THE TASK
Reproduce each line of the listing exactly.

ROWS
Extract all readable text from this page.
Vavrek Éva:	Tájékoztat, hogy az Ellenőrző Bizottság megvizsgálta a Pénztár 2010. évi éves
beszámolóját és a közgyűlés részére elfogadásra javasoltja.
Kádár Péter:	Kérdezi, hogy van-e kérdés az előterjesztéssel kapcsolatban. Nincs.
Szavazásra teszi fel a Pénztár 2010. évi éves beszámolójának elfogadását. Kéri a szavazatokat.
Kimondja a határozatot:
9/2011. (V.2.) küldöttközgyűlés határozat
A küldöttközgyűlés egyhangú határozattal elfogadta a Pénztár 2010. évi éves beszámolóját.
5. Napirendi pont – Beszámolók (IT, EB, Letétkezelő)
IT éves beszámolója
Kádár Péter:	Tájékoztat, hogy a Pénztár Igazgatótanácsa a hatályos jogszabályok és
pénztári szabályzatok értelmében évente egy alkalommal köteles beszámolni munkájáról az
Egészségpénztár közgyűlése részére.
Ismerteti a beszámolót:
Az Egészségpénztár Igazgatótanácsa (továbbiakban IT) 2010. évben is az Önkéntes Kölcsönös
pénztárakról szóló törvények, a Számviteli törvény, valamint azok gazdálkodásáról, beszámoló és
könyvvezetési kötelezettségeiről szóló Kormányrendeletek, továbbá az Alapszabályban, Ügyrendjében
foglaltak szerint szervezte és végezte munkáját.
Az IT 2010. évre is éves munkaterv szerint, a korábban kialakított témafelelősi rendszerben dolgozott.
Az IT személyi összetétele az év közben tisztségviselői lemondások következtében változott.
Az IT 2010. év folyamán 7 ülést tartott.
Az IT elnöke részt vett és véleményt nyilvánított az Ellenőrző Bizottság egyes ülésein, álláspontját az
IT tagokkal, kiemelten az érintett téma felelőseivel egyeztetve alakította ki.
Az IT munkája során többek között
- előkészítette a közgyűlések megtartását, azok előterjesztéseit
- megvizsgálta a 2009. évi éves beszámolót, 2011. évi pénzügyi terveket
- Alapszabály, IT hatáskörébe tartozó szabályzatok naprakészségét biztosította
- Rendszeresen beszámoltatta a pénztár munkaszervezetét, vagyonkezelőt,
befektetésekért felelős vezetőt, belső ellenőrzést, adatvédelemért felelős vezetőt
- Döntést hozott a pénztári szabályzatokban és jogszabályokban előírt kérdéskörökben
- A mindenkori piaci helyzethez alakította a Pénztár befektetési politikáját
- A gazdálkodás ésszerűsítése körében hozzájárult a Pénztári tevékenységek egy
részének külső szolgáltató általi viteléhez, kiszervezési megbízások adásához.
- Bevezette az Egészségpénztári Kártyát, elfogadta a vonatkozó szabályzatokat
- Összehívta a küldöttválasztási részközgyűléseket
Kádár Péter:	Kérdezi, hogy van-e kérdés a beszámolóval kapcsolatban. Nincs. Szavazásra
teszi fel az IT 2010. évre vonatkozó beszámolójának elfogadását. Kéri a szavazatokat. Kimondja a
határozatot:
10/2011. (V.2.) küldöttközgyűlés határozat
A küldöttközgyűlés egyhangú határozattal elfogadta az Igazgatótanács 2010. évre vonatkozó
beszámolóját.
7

REPLY
Extract all readable text from this page.
Vavrek Éva:	Tájékoztat, hogy az Ellenőrző Bizottság megvizsgálta a Pénztár 2010. évi éves
beszámolóját és a közgyűlés részére elfogadásra javasoltja.
Kádár Péter:	Kérdezi, hogy van-e kérdés az előterjesztéssel kapcsolatban. Nincs.
Szavazásra teszi fel a Pénztár 2010. évi éves beszámolójának elfogadását. Kéri a szavazatokat.
Kimondja a határozatot:
9/2011. (V.2.) küldöttközgyűlés határozat
A küldöttközgyűlés egyhangú határozattal elfogadta a Pénztár 2010. évi éves beszámolóját.
5. Napirendi pont – Beszámolók (IT, EB, Letétkezelő)
IT éves beszámolója
Kádár Péter:	Tájékoztat, hogy a Pénztár Igazgatótanácsa a hatályos jogszabályok és
pénztári szabályzatok értelmében évente egy alkalommal köteles beszámolni munkájáról az
Egészségpénztár közgyűlése részére.
Ismerteti a beszámolót:
Az Egészségpénztár Igazgatótanácsa (továbbiakban IT) 2010. évben is az Önkéntes Kölcsönös
pénztárakról szóló törvények, a Számviteli törvény, valamint azok gazdálkodásáról, beszámoló és
könyvvezetési kötelezettségeiről szóló Kormányrendeletek, továbbá az Alapszabályban, Ügyrendjében
foglaltak szerint szervezte és végezte munkáját.
Az IT 2010. évre is éves munkaterv szerint, a korábban kialakított témafelelősi rendszerben dolgozott.
Az IT személyi összetétele az év közben tisztségviselői lemondások következtében változott.
Az IT 2010. év folyamán 7 ülést tartott.
Az IT elnöke részt vett és véleményt nyilvánított az Ellenőrző Bizottság egyes ülésein, álláspontját az
IT tagokkal, kiemelten az érintett téma felelőseivel egyeztetve alakította ki.
Az IT munkája során többek között
- előkészítette a közgyűlések megtartását, azok előterjesztéseit
- megvizsgálta a 2009. évi éves beszámolót, 2011. évi pénzügyi terveket
- Alapszabály, IT hatáskörébe tartozó szabályzatok naprakészségét biztosította
- Rendszeresen beszámoltatta a pénztár munkaszervezetét, vagyonkezelőt,
befektetésekért felelős vezetőt, belső ellenőrzést, adatvédelemért felelős vezetőt
- Döntést hozott a pénztári szabályzatokban és jogszabályokban előírt kérdéskörökben
- A mindenkori piaci helyzethez alakította a Pénztár befektetési politikáját
- A gazdálkodás ésszerűsítése körében hozzájárult a Pénztári tevékenységek egy
részének külső szolgáltató általi viteléhez, kiszervezési megbízások adásához.
- Bevezette az Egészségpénztári Kártyát, elfogadta a vonatkozó szabályzatokat
- Összehívta a küldöttválasztási részközgyűléseket
Kádár Péter:	Kérdezi, hogy van-e kérdés a beszámolóval kapcsolatban. Nincs. Szavazásra
teszi fel az IT 2010. évre vonatkozó beszámolójának elfogadását. Kéri a szavazatokat. Kimondja a
határozatot:
10/2011. (V.2.) küldöttközgyűlés határozat
A küldöttközgyűlés egyhangú határozattal elfogadta az Igazgatótanács 2010. évre vonatkozó
beszámolóját.
7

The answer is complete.